> Work required: Below are some records. How many of their lines contain the string "icon"? Give the number only.

> Data supplied:
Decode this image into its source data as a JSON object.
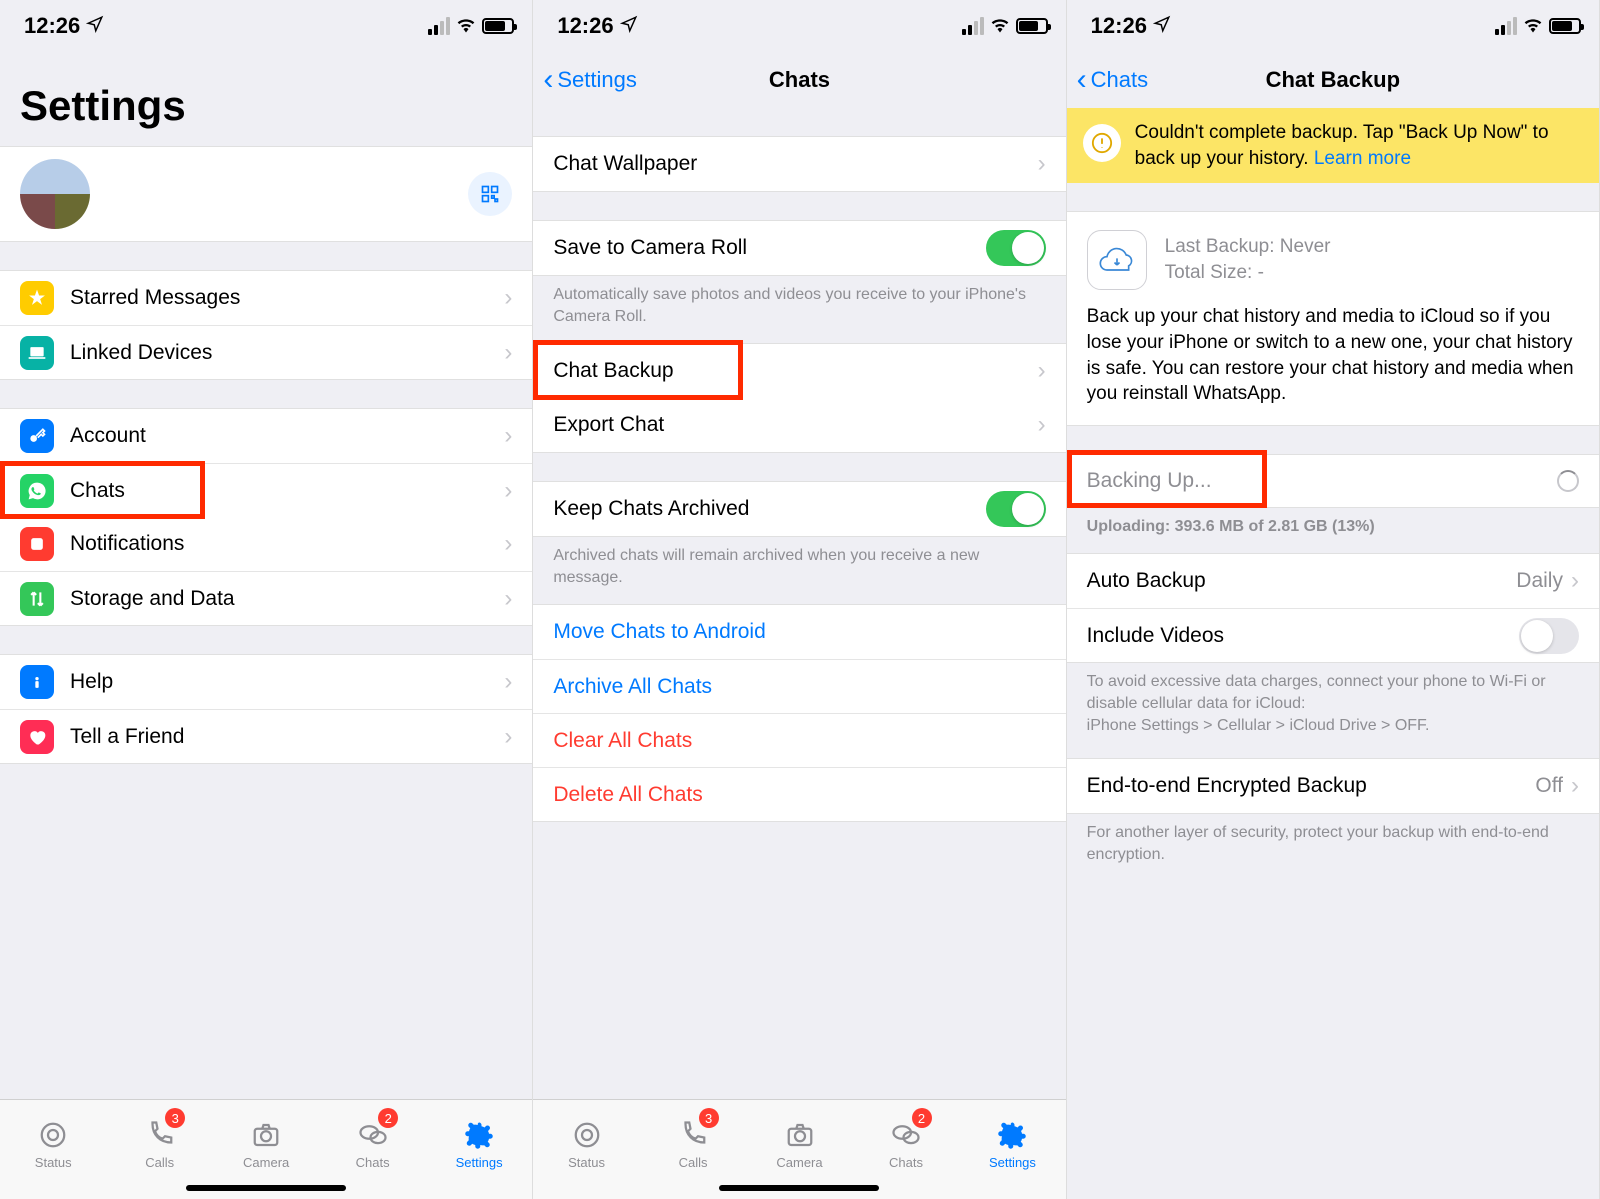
{
  "status": {
    "time": "12:26"
  },
  "screen1": {
    "title": "Settings",
    "items_group1": [
      {
        "label": "Starred Messages",
        "icon": "star",
        "color": "#ffcc00"
      },
      {
        "label": "Linked Devices",
        "icon": "laptop",
        "color": "#07b2a5"
      }
    ],
    "items_group2": [
      {
        "label": "Account",
        "icon": "key",
        "color": "#007aff"
      },
      {
        "label": "Chats",
        "icon": "whatsapp",
        "color": "#25d366"
      },
      {
        "label": "Notifications",
        "icon": "bell",
        "color": "#ff3b30"
      },
      {
        "label": "Storage and Data",
        "icon": "arrows",
        "color": "#34c759"
      }
    ],
    "items_group3": [
      {
        "label": "Help",
        "icon": "info",
        "color": "#007aff"
      },
      {
        "label": "Tell a Friend",
        "icon": "heart",
        "color": "#ff2d55"
      }
    ]
  },
  "screen2": {
    "back": "Settings",
    "title": "Chats",
    "wallpaper": "Chat Wallpaper",
    "save_camera": "Save to Camera Roll",
    "save_camera_footer": "Automatically save photos and videos you receive to your iPhone's Camera Roll.",
    "chat_backup": "Chat Backup",
    "export_chat": "Export Chat",
    "keep_archived": "Keep Chats Archived",
    "keep_archived_footer": "Archived chats will remain archived when you receive a new message.",
    "move_android": "Move Chats to Android",
    "archive_all": "Archive All Chats",
    "clear_all": "Clear All Chats",
    "delete_all": "Delete All Chats"
  },
  "screen3": {
    "back": "Chats",
    "title": "Chat Backup",
    "banner_text": "Couldn't complete backup. Tap \"Back Up Now\" to back up your history.",
    "banner_learn": "Learn more",
    "last_backup_label": "Last Backup: Never",
    "total_size_label": "Total Size: -",
    "desc": "Back up your chat history and media to iCloud so if you lose your iPhone or switch to a new one, your chat history is safe. You can restore your chat history and media when you reinstall WhatsApp.",
    "backing_up": "Backing Up...",
    "uploading": "Uploading: 393.6 MB of 2.81 GB (13%)",
    "auto_backup": "Auto Backup",
    "auto_backup_value": "Daily",
    "include_videos": "Include Videos",
    "include_footer": "To avoid excessive data charges, connect your phone to Wi-Fi or disable cellular data for iCloud:\niPhone Settings > Cellular > iCloud Drive > OFF.",
    "e2e": "End-to-end Encrypted Backup",
    "e2e_value": "Off",
    "e2e_footer": "For another layer of security, protect your backup with end-to-end encryption."
  },
  "tabs": {
    "status": "Status",
    "calls": "Calls",
    "calls_badge": "3",
    "camera": "Camera",
    "chats": "Chats",
    "chats_badge": "2",
    "settings": "Settings"
  }
}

> Problem solution: 8